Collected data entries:
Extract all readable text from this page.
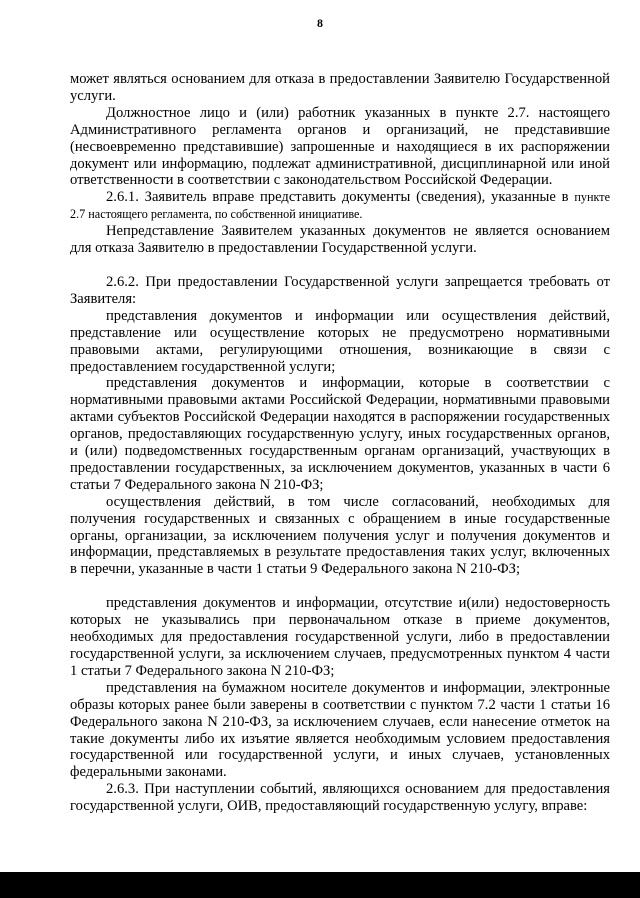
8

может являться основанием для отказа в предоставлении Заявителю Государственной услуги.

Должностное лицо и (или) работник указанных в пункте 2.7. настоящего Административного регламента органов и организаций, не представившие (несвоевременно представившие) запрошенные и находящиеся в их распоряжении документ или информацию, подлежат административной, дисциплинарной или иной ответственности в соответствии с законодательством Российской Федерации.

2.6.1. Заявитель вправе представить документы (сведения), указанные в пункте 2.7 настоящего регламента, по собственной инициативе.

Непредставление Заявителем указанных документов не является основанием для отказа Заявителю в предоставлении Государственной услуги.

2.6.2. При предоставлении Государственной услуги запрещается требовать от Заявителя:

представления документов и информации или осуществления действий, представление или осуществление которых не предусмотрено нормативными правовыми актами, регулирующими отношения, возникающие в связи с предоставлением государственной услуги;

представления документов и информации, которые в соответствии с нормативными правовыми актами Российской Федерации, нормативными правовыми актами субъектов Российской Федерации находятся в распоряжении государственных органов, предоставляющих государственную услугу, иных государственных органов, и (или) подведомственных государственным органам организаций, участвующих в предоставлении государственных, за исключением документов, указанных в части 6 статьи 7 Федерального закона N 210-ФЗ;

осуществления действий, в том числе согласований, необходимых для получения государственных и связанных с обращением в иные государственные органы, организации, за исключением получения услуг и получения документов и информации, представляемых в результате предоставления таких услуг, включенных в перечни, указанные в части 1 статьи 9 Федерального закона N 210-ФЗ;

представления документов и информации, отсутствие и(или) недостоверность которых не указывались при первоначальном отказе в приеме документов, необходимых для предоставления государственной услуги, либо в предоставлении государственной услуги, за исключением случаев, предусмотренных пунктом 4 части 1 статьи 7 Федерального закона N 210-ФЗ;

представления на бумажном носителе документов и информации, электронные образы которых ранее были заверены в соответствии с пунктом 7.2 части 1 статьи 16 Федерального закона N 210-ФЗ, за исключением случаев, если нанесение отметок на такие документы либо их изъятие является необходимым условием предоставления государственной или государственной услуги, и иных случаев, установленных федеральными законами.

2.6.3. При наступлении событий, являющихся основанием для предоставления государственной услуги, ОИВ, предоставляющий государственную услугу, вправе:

==

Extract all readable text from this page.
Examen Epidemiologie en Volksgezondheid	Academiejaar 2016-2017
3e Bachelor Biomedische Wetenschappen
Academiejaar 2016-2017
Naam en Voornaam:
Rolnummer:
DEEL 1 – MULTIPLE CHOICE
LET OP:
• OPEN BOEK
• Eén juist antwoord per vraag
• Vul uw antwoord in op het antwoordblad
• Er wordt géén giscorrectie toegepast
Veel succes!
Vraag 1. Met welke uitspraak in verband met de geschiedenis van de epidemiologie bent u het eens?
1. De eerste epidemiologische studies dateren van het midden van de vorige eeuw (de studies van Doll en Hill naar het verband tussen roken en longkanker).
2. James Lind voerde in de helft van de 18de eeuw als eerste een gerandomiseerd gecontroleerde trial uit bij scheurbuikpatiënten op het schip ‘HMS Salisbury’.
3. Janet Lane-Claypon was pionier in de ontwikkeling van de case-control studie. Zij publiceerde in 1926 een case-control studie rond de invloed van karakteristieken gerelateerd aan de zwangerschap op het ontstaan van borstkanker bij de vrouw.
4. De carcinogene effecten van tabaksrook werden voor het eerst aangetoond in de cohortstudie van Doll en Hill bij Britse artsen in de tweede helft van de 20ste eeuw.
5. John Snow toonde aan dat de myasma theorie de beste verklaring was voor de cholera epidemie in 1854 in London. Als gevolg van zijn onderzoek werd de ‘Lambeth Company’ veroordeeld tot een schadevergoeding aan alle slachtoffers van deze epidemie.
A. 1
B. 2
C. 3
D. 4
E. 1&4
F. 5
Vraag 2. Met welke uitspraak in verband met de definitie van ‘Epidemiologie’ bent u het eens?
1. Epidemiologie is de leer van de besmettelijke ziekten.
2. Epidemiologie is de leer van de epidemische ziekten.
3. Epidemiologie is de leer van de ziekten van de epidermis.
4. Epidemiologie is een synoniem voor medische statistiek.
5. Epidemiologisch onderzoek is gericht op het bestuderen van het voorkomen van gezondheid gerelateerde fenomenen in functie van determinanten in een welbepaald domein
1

...

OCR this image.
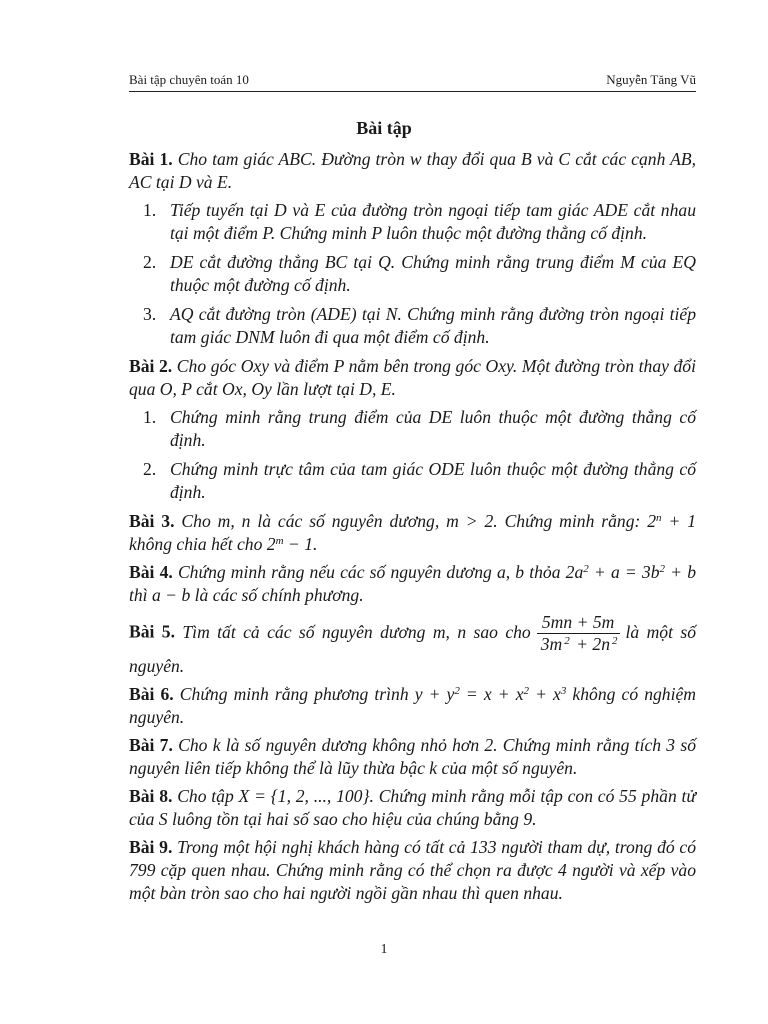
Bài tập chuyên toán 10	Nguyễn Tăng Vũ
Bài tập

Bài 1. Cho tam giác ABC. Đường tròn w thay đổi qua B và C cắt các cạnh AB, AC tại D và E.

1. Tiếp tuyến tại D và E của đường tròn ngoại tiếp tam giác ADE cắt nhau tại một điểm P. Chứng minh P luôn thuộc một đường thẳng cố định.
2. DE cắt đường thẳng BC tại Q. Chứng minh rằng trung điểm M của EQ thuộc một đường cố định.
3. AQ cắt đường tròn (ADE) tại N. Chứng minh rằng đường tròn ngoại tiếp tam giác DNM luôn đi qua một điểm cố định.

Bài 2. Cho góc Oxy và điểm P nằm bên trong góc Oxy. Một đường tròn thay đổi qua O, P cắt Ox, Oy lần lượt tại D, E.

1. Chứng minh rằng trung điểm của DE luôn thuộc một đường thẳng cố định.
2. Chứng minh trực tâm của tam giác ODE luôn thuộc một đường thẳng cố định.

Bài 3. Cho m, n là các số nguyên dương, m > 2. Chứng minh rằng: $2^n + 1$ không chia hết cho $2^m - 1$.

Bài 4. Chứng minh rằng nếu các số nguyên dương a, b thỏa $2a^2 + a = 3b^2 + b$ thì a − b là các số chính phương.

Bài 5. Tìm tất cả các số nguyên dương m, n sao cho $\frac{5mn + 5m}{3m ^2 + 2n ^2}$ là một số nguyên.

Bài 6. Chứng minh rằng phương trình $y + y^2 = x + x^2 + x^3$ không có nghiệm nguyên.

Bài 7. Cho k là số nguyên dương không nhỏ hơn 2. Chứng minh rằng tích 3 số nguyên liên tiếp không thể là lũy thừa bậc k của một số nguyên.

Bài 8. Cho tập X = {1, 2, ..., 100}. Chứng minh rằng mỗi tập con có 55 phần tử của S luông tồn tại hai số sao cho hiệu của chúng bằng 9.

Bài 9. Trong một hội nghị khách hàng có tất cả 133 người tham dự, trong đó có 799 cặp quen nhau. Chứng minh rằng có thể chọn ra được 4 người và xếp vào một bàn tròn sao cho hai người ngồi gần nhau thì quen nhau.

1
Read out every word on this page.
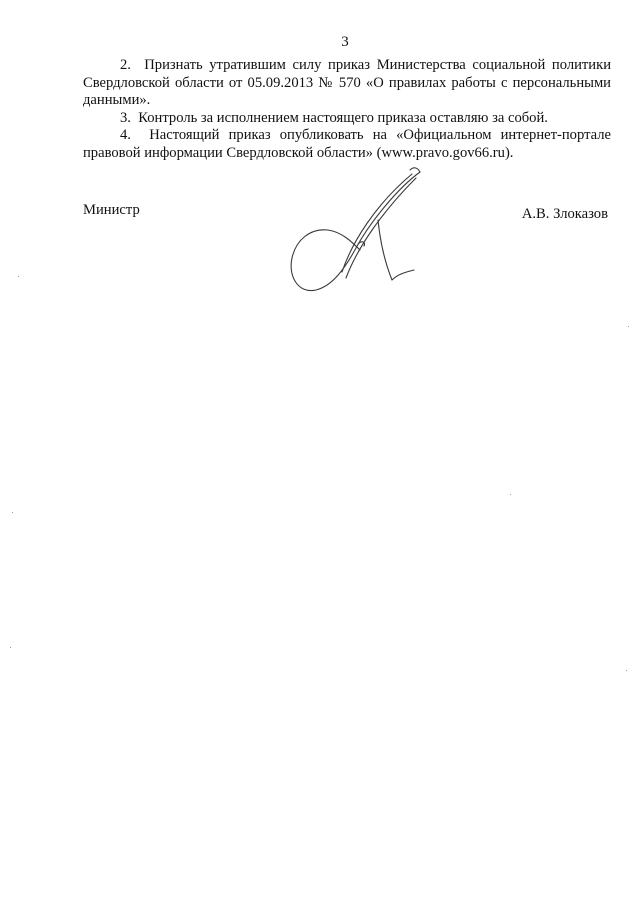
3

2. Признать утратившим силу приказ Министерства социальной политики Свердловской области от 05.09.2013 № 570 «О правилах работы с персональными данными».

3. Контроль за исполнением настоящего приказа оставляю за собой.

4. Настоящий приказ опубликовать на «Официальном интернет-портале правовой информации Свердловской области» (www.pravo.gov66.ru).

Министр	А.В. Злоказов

GOAL OF THE EXERCISE
All lines above containing the string "thay" are to be collected.

COMPLETED TASK
Bài 1. Cho tam giác ABC. Đường tròn w thay đổi qua B và C cắt các cạnh AB, AC tại D và E.
Bài 2. Cho góc Oxy và điểm P nằm bên trong góc Oxy. Một đường tròn thay đổi qua O, P cắt Ox, Oy lần lượt tại D, E.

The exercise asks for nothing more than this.